Given instruction -> Pick out every line that holds the string "color" and copy it.

# Exercise input start

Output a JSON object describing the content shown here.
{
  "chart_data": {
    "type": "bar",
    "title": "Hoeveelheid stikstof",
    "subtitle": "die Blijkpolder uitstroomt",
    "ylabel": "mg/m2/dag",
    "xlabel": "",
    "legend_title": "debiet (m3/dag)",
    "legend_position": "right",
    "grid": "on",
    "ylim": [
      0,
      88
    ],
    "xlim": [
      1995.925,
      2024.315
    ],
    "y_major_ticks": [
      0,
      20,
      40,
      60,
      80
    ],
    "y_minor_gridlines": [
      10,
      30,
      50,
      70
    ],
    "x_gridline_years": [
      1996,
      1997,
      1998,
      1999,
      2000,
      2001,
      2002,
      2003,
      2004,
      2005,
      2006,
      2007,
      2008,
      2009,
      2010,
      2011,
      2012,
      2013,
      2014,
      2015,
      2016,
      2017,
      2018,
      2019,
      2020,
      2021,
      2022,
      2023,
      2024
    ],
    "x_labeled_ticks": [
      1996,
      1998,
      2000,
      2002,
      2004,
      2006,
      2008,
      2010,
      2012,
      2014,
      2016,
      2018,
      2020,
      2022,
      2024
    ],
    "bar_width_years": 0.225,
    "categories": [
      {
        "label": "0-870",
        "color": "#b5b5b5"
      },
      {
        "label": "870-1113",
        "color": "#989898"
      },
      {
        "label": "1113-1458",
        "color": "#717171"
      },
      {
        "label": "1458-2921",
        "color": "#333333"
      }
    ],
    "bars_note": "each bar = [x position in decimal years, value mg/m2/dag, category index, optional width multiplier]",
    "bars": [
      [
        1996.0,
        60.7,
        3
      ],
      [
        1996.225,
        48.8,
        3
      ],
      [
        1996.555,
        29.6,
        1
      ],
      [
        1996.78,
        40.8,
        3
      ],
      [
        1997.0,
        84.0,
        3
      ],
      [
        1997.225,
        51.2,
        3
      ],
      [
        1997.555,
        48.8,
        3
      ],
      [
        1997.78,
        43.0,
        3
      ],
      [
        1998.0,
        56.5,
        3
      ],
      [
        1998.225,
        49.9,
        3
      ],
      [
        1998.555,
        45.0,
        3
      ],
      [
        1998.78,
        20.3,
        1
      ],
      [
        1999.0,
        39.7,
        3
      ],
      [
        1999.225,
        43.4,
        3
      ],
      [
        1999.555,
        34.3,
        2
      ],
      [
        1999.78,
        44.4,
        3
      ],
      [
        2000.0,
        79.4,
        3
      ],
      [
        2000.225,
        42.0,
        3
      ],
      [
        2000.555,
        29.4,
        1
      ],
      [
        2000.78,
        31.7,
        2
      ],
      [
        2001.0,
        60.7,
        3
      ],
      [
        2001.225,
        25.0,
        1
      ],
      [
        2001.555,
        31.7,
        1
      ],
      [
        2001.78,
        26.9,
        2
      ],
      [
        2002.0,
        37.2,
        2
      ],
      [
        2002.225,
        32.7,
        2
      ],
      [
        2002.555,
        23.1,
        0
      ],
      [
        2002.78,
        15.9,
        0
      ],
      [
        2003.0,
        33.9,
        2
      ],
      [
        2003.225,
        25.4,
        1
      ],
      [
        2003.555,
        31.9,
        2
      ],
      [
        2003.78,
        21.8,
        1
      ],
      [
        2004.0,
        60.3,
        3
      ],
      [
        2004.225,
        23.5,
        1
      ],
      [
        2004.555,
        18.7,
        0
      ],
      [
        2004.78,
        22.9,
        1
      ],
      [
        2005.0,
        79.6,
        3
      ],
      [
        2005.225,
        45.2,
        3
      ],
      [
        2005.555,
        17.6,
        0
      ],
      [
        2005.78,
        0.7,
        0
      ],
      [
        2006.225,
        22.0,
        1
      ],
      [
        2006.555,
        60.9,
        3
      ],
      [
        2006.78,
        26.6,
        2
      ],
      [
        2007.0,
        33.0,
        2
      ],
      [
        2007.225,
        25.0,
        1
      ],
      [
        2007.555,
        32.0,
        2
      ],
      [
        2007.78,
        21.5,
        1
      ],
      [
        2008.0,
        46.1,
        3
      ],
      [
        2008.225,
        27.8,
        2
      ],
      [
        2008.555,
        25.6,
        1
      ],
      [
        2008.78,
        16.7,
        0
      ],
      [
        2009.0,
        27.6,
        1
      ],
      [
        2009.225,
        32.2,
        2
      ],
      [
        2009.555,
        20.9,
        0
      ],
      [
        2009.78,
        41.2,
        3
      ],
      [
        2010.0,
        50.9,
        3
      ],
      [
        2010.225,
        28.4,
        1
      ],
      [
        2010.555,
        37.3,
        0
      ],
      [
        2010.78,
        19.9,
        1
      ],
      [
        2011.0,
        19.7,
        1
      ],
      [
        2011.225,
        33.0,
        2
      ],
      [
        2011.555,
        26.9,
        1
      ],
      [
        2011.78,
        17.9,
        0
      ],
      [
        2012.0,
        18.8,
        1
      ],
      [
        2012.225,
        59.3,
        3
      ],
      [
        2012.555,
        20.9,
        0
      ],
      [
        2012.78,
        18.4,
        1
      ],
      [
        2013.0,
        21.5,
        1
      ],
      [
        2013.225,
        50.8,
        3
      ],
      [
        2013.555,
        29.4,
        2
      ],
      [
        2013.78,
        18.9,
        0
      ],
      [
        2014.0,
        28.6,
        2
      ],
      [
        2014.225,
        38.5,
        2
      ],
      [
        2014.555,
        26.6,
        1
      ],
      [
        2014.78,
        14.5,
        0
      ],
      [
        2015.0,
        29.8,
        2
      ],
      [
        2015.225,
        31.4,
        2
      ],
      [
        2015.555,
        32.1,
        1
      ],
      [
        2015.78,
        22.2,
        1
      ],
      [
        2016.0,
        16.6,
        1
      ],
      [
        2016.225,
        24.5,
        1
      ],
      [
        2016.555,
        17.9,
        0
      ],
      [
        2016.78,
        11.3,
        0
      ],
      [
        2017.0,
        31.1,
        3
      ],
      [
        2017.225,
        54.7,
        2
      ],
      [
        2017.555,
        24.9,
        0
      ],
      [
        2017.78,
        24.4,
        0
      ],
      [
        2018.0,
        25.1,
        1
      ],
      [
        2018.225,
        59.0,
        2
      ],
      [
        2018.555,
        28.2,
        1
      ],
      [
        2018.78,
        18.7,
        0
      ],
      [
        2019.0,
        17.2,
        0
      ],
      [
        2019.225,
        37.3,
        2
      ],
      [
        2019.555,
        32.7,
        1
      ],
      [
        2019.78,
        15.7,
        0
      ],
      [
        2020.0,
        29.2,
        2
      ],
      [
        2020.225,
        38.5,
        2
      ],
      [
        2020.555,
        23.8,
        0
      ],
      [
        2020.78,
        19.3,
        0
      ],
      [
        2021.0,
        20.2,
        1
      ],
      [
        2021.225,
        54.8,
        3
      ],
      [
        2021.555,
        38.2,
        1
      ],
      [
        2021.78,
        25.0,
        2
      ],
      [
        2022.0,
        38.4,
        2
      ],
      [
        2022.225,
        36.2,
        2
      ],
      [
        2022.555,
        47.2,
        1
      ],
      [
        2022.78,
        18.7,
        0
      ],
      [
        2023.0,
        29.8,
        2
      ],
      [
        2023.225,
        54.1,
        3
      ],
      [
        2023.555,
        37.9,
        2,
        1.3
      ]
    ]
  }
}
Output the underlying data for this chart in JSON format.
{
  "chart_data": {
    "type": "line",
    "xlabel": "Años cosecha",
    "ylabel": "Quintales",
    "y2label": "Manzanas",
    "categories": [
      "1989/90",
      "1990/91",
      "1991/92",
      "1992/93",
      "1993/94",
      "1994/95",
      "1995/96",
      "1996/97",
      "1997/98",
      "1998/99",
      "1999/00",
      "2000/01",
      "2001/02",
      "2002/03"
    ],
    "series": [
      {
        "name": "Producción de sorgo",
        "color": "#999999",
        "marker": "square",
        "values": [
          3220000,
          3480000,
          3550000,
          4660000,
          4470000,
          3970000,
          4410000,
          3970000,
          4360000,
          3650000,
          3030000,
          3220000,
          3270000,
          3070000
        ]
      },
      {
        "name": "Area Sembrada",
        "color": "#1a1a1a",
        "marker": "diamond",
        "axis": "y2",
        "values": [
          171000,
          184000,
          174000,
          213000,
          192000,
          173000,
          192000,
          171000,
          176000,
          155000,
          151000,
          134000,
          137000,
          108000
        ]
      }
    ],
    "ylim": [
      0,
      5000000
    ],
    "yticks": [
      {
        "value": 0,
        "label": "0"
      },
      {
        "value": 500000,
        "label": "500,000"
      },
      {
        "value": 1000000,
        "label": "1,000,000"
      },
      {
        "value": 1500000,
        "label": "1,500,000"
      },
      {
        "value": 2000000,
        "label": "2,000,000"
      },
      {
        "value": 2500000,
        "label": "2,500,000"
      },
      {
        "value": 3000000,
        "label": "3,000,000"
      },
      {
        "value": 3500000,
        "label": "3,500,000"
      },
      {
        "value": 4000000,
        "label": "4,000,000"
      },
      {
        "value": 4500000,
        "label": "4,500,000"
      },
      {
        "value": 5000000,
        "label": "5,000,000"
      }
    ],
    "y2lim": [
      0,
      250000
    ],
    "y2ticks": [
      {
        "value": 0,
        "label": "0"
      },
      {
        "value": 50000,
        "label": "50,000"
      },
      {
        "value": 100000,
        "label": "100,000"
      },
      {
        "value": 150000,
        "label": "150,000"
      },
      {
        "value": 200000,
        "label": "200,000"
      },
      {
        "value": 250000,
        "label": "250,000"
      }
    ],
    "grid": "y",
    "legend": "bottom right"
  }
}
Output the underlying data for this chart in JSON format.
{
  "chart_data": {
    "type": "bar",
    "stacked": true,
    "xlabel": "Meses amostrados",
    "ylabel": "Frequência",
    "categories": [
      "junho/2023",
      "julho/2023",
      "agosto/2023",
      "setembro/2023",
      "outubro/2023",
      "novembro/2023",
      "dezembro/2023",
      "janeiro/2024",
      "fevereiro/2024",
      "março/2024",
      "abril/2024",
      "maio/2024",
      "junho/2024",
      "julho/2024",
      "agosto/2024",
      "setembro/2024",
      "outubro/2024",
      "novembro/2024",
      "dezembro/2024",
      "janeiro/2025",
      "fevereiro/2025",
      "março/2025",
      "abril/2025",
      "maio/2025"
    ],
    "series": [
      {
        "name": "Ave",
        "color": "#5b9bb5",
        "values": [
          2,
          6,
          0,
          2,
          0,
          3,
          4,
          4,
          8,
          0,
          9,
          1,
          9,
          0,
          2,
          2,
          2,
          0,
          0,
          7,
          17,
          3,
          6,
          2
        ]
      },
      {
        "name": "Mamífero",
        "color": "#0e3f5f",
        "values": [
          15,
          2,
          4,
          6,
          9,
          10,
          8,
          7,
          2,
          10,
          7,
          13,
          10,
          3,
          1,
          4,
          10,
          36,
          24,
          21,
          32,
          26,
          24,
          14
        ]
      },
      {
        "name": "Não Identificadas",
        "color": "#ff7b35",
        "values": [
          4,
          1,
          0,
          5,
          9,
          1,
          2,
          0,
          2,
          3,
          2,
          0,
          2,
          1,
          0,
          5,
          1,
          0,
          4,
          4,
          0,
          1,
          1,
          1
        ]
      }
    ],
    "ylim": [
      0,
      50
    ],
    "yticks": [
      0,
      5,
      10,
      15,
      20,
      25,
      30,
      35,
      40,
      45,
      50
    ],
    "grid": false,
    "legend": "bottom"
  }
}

# Exercise input end

Finished answer ->
        "color": "#b5b5b5"
        "color": "#989898"
        "color": "#717171"
        "color": "#333333"
        "color": "#999999",
        "color": "#1a1a1a",
        "color": "#5b9bb5",
        "color": "#0e3f5f",
        "color": "#ff7b35",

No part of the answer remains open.